──────── Available data

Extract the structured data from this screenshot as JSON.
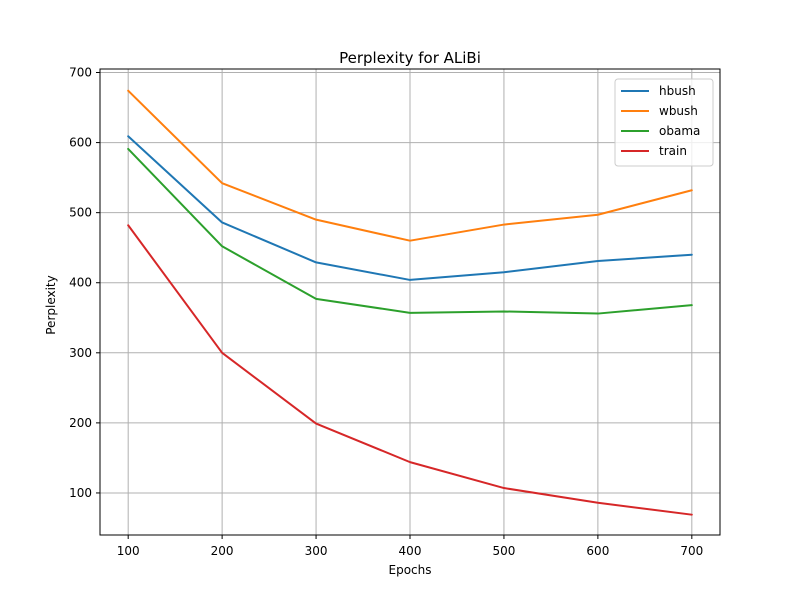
{
  "chart_data": {
    "type": "line",
    "title": "Perplexity for ALiBi",
    "xlabel": "Epochs",
    "ylabel": "Perplexity",
    "x": [
      100,
      200,
      300,
      400,
      500,
      600,
      700
    ],
    "xlim": [
      70,
      730
    ],
    "ylim": [
      40,
      705
    ],
    "xticks": [
      100,
      200,
      300,
      400,
      500,
      600,
      700
    ],
    "yticks": [
      100,
      200,
      300,
      400,
      500,
      600,
      700
    ],
    "grid": true,
    "legend_position": "top-right",
    "series": [
      {
        "name": "hbush",
        "color": "#1f77b4",
        "values": [
          609,
          486,
          429,
          404,
          415,
          431,
          440
        ]
      },
      {
        "name": "wbush",
        "color": "#ff7f0e",
        "values": [
          674,
          542,
          490,
          460,
          483,
          497,
          532
        ]
      },
      {
        "name": "obama",
        "color": "#2ca02c",
        "values": [
          591,
          452,
          377,
          357,
          359,
          356,
          368
        ]
      },
      {
        "name": "train",
        "color": "#d62728",
        "values": [
          482,
          300,
          199,
          144,
          107,
          86,
          69
        ]
      }
    ]
  }
}
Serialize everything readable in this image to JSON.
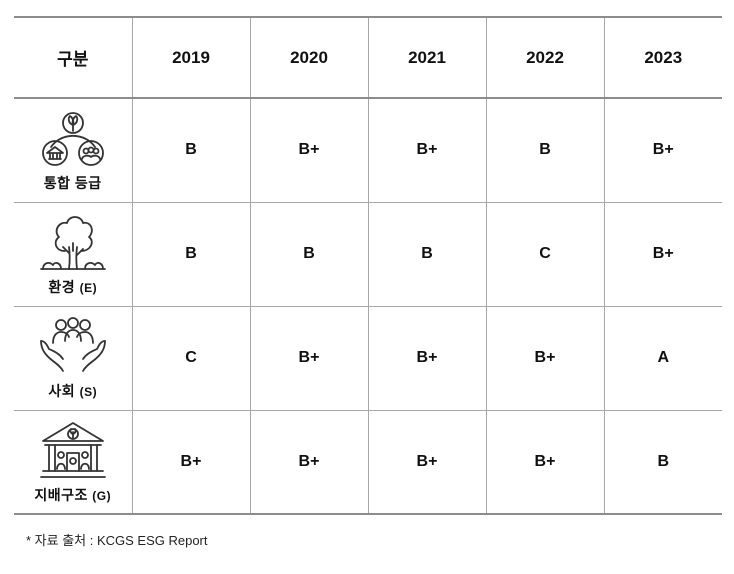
{
  "header": {
    "category": "구분",
    "years": [
      "2019",
      "2020",
      "2021",
      "2022",
      "2023"
    ]
  },
  "rows": [
    {
      "label": "통합 등급",
      "code": "",
      "icon": "integrated-rating-icon",
      "grades": [
        "B",
        "B+",
        "B+",
        "B",
        "B+"
      ]
    },
    {
      "label": "환경",
      "code": "(E)",
      "icon": "tree-icon",
      "grades": [
        "B",
        "B",
        "B",
        "C",
        "B+"
      ]
    },
    {
      "label": "사회",
      "code": "(S)",
      "icon": "people-hands-icon",
      "grades": [
        "C",
        "B+",
        "B+",
        "B+",
        "A"
      ]
    },
    {
      "label": "지배구조",
      "code": "(G)",
      "icon": "building-icon",
      "grades": [
        "B+",
        "B+",
        "B+",
        "B+",
        "B"
      ]
    }
  ],
  "footnote": "* 자료 출처 : KCGS ESG Report",
  "colors": {
    "border": "#a6a6a6",
    "rule": "#8c8c8c",
    "icon_stroke": "#333333"
  }
}
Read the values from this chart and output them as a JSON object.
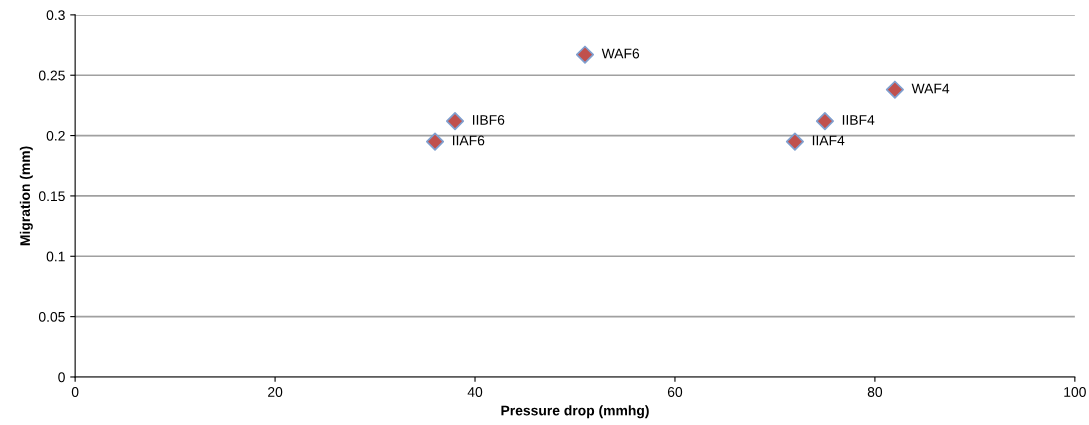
{
  "chart_data": {
    "type": "scatter",
    "xlabel": "Pressure drop (mmhg)",
    "ylabel": "Migration (mm)",
    "x": [
      36,
      38,
      51,
      72,
      75,
      82
    ],
    "series": [
      {
        "color": "#c0504d",
        "values": [
          0.195,
          0.212,
          0.267,
          0.195,
          0.212,
          0.238
        ]
      }
    ],
    "annotations": [
      {
        "text": "IIAF6",
        "x": 36,
        "y": 0.195
      },
      {
        "text": "IIBF6",
        "x": 38,
        "y": 0.212
      },
      {
        "text": "WAF6",
        "x": 51,
        "y": 0.267
      },
      {
        "text": "IIAF4",
        "x": 72,
        "y": 0.195
      },
      {
        "text": "IIBF4",
        "x": 75,
        "y": 0.212
      },
      {
        "text": "WAF4",
        "x": 82,
        "y": 0.238
      }
    ],
    "xlim": [
      0,
      100
    ],
    "xticks": [
      0,
      20,
      40,
      60,
      80,
      100
    ],
    "ylim": [
      0,
      0.3
    ],
    "yticks": [
      0,
      0.05,
      0.1,
      0.15,
      0.2,
      0.25,
      0.3
    ],
    "grid": "y",
    "marker": "diamond"
  }
}
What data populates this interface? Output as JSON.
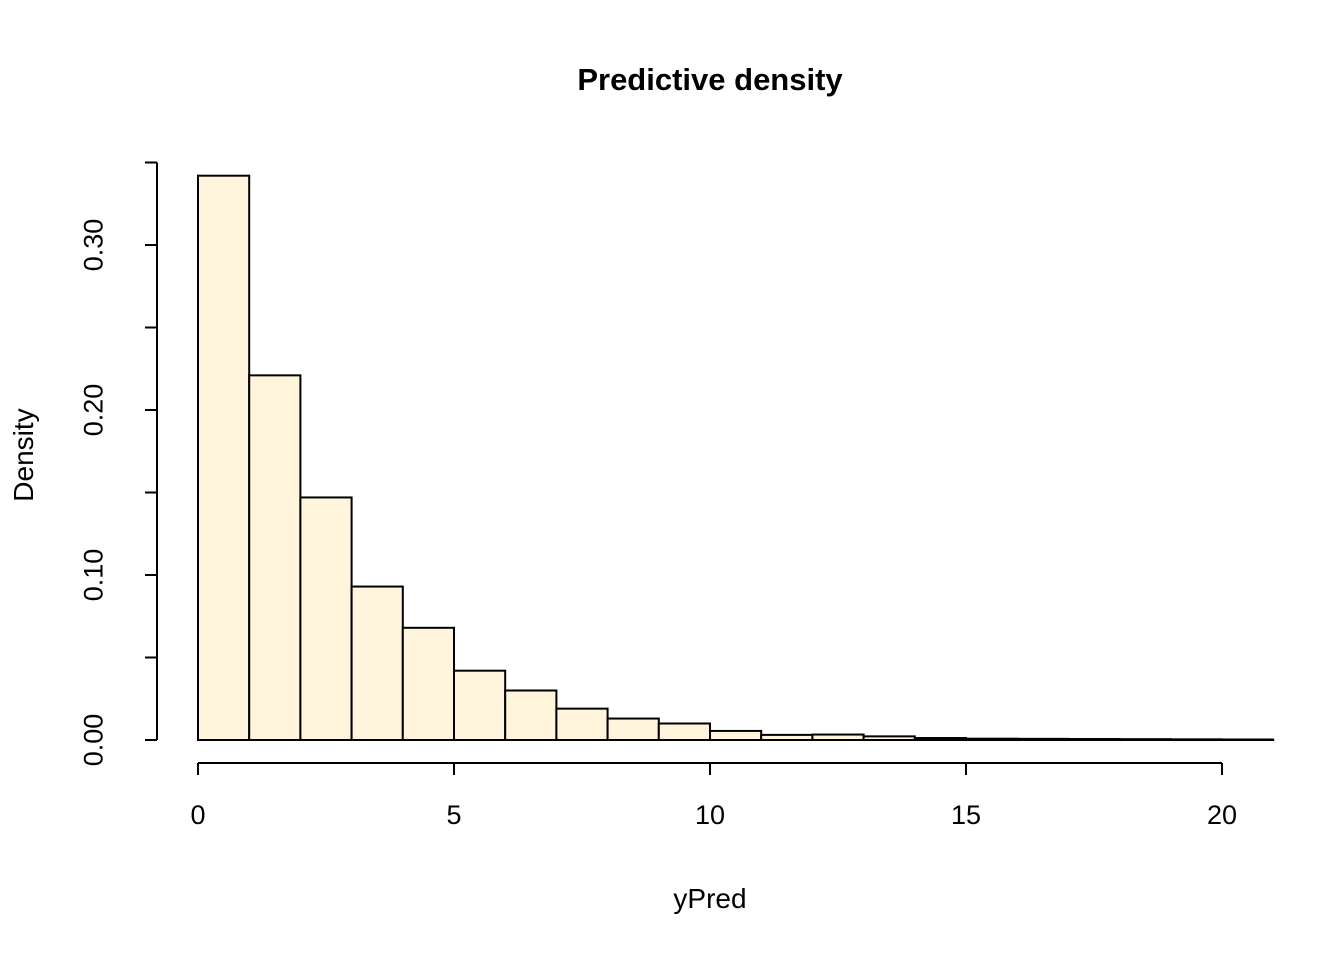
{
  "chart_data": {
    "type": "bar",
    "subtype": "histogram",
    "title": "Predictive density",
    "xlabel": "yPred",
    "ylabel": "Density",
    "bin_edges": [
      0,
      1,
      2,
      3,
      4,
      5,
      6,
      7,
      8,
      9,
      10,
      11,
      12,
      13,
      14,
      15,
      16,
      17,
      18,
      19,
      20,
      21
    ],
    "values": [
      0.342,
      0.221,
      0.147,
      0.093,
      0.068,
      0.042,
      0.03,
      0.019,
      0.013,
      0.01,
      0.0055,
      0.0031,
      0.0033,
      0.0022,
      0.0012,
      0.0008,
      0.0007,
      0.0006,
      0.0005,
      0.0004,
      0.0003
    ],
    "xlim": [
      0,
      21
    ],
    "ylim": [
      0,
      0.35
    ],
    "x_ticks": [
      0,
      5,
      10,
      15,
      20
    ],
    "x_tick_labels": [
      "0",
      "5",
      "10",
      "15",
      "20"
    ],
    "y_major_ticks": [
      0.0,
      0.1,
      0.2,
      0.3
    ],
    "y_tick_labels": [
      "0.00",
      "0.10",
      "0.20",
      "0.30"
    ],
    "y_minor_tick_step": 0.05,
    "grid": false,
    "legend": null,
    "colors": {
      "bar_fill": "#FFF5DC",
      "bar_stroke": "#000000",
      "axis": "#000000",
      "text": "#000000",
      "background": "#FFFFFF"
    }
  }
}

────────────────

**What to produce**
Copy out each line word for word, please, skipping the images.

**Answer for this exercise**
Extract the structured data from this screenshot as JSON.
{
  "chart_data": {
    "type": "line",
    "title": "Perplexity for ALiBi",
    "xlabel": "Epochs",
    "ylabel": "Perplexity",
    "x": [
      100,
      200,
      300,
      400,
      500,
      600,
      700
    ],
    "xlim": [
      70,
      730
    ],
    "ylim": [
      40,
      705
    ],
    "xticks": [
      100,
      200,
      300,
      400,
      500,
      600,
      700
    ],
    "yticks": [
      100,
      200,
      300,
      400,
      500,
      600,
      700
    ],
    "grid": true,
    "legend_position": "top-right",
    "series": [
      {
        "name": "hbush",
        "color": "#1f77b4",
        "values": [
          609,
          486,
          429,
          404,
          415,
          431,
          440
        ]
      },
      {
        "name": "wbush",
        "color": "#ff7f0e",
        "values": [
          674,
          542,
          490,
          460,
          483,
          497,
          532
        ]
      },
      {
        "name": "obama",
        "color": "#2ca02c",
        "values": [
          591,
          452,
          377,
          357,
          359,
          356,
          368
        ]
      },
      {
        "name": "train",
        "color": "#d62728",
        "values": [
          482,
          300,
          199,
          144,
          107,
          86,
          69
        ]
      }
    ]
  }
}
Serialize everything readable in this image to JSON.
{
  "header": {
    "category": "구분",
    "years": [
      "2019",
      "2020",
      "2021",
      "2022",
      "2023"
    ]
  },
  "rows": [
    {
      "label": "통합 등급",
      "code": "",
      "icon": "integrated-rating-icon",
      "grades": [
        "B",
        "B+",
        "B+",
        "B",
        "B+"
      ]
    },
    {
      "label": "환경",
      "code": "(E)",
      "icon": "tree-icon",
      "grades": [
        "B",
        "B",
        "B",
        "C",
        "B+"
      ]
    },
    {
      "label": "사회",
      "code": "(S)",
      "icon": "people-hands-icon",
      "grades": [
        "C",
        "B+",
        "B+",
        "B+",
        "A"
      ]
    },
    {
      "label": "지배구조",
      "code": "(G)",
      "icon": "building-icon",
      "grades": [
        "B+",
        "B+",
        "B+",
        "B+",
        "B"
      ]
    }
  ],
  "footnote": "* 자료 출처 : KCGS ESG Report",
  "colors": {
    "border": "#a6a6a6",
    "rule": "#8c8c8c",
    "icon_stroke": "#333333"
  }
}
Read the values from this chart and output them as a JSON object.
{
  "chart_data": {
    "type": "scatter",
    "xlabel": "Pressure drop (mmhg)",
    "ylabel": "Migration (mm)",
    "x": [
      36,
      38,
      51,
      72,
      75,
      82
    ],
    "series": [
      {
        "color": "#c0504d",
        "values": [
          0.195,
          0.212,
          0.267,
          0.195,
          0.212,
          0.238
        ]
      }
    ],
    "annotations": [
      {
        "text": "IIAF6",
        "x": 36,
        "y": 0.195
      },
      {
        "text": "IIBF6",
        "x": 38,
        "y": 0.212
      },
      {
        "text": "WAF6",
        "x": 51,
        "y": 0.267
      },
      {
        "text": "IIAF4",
        "x": 72,
        "y": 0.195
      },
      {
        "text": "IIBF4",
        "x": 75,
        "y": 0.212
      },
      {
        "text": "WAF4",
        "x": 82,
        "y": 0.238
      }
    ],
    "xlim": [
      0,
      100
    ],
    "xticks": [
      0,
      20,
      40,
      60,
      80,
      100
    ],
    "ylim": [
      0,
      0.3
    ],
    "yticks": [
      0,
      0.05,
      0.1,
      0.15,
      0.2,
      0.25,
      0.3
    ],
    "grid": "y",
    "marker": "diamond"
  }
}
What data populates this interface? Output as JSON.
{
  "chart_data": {
    "type": "bar",
    "subtype": "histogram",
    "title": "Predictive density",
    "xlabel": "yPred",
    "ylabel": "Density",
    "bin_edges": [
      0,
      1,
      2,
      3,
      4,
      5,
      6,
      7,
      8,
      9,
      10,
      11,
      12,
      13,
      14,
      15,
      16,
      17,
      18,
      19,
      20,
      21
    ],
    "values": [
      0.342,
      0.221,
      0.147,
      0.093,
      0.068,
      0.042,
      0.03,
      0.019,
      0.013,
      0.01,
      0.0055,
      0.0031,
      0.0033,
      0.0022,
      0.0012,
      0.0008,
      0.0007,
      0.0006,
      0.0005,
      0.0004,
      0.0003
    ],
    "xlim": [
      0,
      21
    ],
    "ylim": [
      0,
      0.35
    ],
    "x_ticks": [
      0,
      5,
      10,
      15,
      20
    ],
    "x_tick_labels": [
      "0",
      "5",
      "10",
      "15",
      "20"
    ],
    "y_major_ticks": [
      0.0,
      0.1,
      0.2,
      0.3
    ],
    "y_tick_labels": [
      "0.00",
      "0.10",
      "0.20",
      "0.30"
    ],
    "y_minor_tick_step": 0.05,
    "grid": false,
    "legend": null,
    "colors": {
      "bar_fill": "#FFF5DC",
      "bar_stroke": "#000000",
      "axis": "#000000",
      "text": "#000000",
      "background": "#FFFFFF"
    }
  }
}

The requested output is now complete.